Stored records:
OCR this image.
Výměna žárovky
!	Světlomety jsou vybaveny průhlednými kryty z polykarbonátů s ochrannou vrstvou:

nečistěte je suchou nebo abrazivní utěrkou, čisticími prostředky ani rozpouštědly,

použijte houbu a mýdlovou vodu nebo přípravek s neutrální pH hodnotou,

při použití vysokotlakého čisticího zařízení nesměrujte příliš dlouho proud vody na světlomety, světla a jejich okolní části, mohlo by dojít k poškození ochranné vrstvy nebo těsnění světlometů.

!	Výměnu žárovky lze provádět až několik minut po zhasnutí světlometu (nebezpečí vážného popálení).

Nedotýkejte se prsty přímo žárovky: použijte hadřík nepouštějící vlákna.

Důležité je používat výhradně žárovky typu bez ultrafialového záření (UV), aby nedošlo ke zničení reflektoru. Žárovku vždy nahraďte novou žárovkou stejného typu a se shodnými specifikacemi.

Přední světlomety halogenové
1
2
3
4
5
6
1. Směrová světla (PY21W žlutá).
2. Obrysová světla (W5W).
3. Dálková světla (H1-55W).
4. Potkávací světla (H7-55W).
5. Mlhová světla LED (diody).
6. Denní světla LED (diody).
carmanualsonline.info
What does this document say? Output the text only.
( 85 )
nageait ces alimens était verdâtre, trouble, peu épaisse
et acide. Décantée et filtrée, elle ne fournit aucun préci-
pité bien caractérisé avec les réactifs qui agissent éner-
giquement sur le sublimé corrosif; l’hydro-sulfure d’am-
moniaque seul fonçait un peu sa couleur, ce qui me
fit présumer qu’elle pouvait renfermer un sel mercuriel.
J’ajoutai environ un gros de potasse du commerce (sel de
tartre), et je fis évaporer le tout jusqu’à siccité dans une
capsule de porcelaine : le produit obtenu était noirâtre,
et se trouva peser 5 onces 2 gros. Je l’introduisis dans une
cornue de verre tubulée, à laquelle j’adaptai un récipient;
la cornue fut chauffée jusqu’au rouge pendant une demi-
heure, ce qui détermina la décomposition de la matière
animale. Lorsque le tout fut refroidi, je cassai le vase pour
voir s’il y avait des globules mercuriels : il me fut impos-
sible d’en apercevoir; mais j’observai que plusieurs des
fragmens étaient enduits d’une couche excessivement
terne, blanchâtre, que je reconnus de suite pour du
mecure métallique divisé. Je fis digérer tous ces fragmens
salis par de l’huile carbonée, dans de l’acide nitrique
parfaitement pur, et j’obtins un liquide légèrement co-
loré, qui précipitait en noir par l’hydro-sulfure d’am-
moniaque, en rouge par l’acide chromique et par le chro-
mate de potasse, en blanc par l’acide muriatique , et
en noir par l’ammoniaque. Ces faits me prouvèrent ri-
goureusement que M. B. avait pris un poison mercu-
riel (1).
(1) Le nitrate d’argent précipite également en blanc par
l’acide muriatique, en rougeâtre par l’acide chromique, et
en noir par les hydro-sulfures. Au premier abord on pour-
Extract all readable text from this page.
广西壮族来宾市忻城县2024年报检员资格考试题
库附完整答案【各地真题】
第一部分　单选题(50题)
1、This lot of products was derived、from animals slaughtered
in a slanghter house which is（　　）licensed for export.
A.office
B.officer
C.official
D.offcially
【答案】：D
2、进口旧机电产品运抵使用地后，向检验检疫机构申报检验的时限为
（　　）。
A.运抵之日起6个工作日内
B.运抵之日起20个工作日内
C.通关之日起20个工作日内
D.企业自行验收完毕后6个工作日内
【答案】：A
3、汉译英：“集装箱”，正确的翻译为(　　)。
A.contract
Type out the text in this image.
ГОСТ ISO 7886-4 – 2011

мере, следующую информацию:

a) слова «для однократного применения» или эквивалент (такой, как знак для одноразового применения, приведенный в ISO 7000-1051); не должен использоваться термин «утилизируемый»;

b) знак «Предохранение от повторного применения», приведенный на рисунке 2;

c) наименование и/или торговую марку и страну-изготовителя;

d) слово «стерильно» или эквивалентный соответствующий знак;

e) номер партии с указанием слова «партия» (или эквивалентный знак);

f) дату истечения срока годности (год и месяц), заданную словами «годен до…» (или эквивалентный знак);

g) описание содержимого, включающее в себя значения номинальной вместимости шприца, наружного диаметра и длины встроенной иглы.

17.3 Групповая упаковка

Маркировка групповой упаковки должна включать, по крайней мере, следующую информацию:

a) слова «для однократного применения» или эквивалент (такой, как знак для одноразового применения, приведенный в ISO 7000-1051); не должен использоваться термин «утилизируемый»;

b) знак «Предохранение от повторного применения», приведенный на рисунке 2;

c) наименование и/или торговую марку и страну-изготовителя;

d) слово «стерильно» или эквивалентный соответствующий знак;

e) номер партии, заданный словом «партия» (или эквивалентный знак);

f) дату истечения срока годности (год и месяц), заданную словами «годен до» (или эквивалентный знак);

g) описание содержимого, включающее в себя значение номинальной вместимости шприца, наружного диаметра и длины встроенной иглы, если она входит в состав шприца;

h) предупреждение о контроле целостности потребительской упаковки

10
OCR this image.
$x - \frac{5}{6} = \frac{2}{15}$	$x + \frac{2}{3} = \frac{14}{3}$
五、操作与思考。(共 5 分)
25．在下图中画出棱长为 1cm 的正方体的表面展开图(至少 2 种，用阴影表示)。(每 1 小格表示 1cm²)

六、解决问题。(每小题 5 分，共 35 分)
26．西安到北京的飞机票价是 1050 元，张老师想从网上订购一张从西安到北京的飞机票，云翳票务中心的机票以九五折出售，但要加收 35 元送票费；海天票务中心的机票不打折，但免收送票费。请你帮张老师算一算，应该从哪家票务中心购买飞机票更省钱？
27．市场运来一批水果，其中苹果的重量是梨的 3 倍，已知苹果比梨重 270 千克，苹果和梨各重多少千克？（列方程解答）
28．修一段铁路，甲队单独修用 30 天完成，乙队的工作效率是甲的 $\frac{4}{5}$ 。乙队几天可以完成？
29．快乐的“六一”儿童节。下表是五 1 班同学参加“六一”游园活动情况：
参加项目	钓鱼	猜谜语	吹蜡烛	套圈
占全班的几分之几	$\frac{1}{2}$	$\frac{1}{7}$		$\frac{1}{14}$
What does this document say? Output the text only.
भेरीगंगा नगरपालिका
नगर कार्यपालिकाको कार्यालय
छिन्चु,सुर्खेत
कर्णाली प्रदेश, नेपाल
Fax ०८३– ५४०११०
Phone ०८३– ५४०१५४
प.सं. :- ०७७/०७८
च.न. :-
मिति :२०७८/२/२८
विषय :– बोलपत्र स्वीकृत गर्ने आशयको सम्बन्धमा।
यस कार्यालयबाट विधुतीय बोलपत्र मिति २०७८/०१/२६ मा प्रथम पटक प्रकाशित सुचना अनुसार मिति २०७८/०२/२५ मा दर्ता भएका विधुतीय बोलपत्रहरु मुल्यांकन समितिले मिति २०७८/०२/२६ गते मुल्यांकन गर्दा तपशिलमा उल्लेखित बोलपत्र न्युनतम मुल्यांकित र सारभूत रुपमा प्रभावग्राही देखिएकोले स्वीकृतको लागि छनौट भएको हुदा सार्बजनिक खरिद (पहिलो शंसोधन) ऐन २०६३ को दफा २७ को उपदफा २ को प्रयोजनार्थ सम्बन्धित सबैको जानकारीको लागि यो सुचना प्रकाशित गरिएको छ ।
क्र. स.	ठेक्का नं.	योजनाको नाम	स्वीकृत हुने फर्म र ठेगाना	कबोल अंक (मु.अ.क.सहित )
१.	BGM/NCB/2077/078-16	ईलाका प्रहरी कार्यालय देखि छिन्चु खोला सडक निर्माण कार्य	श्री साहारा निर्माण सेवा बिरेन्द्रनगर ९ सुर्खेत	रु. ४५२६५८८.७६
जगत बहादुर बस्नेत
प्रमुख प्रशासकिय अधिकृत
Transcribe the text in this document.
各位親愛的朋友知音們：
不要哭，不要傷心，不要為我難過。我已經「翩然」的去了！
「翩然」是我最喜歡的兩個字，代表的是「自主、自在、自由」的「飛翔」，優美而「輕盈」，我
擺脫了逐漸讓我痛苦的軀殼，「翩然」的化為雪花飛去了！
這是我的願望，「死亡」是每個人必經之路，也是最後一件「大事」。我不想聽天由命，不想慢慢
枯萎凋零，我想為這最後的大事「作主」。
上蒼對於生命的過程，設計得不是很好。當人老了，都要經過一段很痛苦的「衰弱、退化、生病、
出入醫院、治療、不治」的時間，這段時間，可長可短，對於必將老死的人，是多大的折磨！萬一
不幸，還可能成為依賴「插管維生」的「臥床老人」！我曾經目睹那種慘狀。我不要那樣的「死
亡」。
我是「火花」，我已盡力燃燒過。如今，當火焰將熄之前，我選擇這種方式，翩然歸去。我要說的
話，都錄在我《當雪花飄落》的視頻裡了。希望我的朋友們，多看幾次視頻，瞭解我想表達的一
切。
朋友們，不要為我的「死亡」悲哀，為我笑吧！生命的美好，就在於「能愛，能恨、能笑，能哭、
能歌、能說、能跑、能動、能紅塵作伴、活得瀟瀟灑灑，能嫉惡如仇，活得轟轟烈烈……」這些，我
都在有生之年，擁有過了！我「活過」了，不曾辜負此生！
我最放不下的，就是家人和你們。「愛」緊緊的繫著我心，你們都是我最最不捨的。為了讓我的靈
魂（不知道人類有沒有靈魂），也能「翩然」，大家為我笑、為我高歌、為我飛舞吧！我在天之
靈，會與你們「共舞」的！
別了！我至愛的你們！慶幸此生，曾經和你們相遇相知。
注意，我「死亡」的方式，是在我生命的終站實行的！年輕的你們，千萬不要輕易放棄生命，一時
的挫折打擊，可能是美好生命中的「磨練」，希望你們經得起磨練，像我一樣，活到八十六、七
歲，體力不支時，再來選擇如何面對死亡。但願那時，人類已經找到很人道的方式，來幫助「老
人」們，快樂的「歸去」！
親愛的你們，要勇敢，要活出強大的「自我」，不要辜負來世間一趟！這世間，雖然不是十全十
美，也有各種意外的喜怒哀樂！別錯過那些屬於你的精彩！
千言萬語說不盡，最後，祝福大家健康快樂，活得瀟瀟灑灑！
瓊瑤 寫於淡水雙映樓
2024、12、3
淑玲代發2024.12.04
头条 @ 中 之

> [Your objective]
Look through the listing above. Pick out each line with "était" and copy it.

> [Finished answer]
nageait ces alimens était verdâtre, trouble, peu épaisse
capsule de porcelaine : le produit obtenu était noirâtre,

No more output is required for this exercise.